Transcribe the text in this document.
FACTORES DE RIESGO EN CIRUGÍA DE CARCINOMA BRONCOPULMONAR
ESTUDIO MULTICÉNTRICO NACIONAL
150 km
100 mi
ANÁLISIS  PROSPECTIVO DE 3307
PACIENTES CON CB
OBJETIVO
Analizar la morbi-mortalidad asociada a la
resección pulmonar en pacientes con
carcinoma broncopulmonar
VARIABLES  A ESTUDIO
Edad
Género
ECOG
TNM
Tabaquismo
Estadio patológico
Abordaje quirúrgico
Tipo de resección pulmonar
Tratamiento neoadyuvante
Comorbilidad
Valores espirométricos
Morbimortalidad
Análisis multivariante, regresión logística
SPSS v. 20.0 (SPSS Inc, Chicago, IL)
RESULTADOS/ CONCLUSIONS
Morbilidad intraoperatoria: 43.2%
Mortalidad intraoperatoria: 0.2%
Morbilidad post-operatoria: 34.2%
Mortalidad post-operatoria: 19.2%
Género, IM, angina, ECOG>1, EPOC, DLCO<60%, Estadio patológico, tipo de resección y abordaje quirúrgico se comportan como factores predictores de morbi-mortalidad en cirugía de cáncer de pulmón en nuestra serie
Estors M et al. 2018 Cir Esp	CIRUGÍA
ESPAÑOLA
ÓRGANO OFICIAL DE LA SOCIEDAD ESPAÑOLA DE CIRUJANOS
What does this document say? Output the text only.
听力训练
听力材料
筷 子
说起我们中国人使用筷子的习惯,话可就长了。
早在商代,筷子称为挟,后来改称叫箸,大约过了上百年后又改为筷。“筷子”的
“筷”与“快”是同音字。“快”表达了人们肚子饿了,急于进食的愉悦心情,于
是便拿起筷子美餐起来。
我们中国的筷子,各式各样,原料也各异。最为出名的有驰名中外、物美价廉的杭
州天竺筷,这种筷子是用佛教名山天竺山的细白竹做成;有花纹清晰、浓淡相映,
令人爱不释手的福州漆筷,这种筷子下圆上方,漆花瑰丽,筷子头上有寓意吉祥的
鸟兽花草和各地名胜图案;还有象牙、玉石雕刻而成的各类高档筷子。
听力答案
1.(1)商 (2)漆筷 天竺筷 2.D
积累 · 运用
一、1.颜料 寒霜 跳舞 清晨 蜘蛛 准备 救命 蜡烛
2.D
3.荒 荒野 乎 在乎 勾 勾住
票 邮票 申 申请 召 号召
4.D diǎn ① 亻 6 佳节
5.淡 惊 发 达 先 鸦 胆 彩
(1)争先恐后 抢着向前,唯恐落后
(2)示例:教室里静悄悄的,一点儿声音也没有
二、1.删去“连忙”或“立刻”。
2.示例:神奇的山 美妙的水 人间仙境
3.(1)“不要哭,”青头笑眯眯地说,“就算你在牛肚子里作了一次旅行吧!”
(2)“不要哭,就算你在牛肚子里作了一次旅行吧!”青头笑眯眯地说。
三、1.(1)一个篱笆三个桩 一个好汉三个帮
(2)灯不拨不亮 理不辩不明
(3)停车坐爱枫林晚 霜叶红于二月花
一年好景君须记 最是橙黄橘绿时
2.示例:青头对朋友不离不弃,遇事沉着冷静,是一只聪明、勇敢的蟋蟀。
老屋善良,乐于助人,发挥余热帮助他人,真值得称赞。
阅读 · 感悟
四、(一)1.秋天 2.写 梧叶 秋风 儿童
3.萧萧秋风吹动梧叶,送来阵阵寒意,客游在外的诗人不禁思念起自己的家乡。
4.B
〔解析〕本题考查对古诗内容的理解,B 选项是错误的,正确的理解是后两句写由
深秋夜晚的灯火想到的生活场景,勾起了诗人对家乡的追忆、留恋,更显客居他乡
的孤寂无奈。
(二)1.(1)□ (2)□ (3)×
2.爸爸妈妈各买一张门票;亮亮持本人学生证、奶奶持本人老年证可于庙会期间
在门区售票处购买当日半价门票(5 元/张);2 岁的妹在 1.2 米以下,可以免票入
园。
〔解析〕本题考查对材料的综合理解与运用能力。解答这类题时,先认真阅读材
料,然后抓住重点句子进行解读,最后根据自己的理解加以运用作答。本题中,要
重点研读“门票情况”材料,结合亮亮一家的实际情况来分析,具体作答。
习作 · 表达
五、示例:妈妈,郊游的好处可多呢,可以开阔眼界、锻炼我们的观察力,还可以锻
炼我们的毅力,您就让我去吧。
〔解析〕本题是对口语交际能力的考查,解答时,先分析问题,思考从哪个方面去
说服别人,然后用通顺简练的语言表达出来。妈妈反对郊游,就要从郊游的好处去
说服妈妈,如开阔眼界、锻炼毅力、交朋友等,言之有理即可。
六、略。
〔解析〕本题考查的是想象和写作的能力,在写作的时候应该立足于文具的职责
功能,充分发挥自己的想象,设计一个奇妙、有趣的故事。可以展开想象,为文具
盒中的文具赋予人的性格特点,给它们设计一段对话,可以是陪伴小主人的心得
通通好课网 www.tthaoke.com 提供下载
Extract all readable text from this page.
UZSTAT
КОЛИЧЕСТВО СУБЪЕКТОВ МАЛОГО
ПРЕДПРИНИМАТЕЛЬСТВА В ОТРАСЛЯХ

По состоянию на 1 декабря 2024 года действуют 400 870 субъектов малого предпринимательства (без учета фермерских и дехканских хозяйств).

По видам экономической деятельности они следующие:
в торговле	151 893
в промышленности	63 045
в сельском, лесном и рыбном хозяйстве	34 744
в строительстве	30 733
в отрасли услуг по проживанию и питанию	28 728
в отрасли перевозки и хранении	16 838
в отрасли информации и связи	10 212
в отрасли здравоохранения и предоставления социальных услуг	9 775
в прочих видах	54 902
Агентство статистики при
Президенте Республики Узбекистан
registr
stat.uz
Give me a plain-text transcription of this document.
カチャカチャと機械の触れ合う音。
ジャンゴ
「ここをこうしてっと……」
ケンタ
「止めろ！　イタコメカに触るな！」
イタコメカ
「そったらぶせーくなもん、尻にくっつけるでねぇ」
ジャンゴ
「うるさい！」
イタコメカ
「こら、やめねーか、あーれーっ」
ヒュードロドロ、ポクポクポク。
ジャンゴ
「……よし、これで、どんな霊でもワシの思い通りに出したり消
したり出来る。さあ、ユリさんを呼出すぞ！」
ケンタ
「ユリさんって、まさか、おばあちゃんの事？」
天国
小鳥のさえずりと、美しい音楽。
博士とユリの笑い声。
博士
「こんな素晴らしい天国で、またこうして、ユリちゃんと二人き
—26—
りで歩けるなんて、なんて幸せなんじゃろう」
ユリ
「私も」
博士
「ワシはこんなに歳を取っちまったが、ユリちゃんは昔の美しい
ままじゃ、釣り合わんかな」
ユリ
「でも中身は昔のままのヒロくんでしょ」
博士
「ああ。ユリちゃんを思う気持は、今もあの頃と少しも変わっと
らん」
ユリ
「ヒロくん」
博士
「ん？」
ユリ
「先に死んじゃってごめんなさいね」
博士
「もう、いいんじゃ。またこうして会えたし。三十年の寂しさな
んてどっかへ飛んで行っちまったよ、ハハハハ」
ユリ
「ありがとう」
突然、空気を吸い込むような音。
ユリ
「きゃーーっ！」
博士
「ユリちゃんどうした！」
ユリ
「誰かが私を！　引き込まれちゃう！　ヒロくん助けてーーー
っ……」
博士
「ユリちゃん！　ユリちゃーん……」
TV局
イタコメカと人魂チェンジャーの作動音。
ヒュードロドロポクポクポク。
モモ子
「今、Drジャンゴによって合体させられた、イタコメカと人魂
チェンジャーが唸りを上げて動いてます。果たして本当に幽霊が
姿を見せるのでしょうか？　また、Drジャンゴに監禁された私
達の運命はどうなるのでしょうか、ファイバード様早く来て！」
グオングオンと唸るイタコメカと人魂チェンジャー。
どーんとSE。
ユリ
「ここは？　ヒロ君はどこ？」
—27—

________________

**Problem requirements**
Find the count of lines in the data above where the string "document" occurs. Provide that number alone.

**Answer in full**
3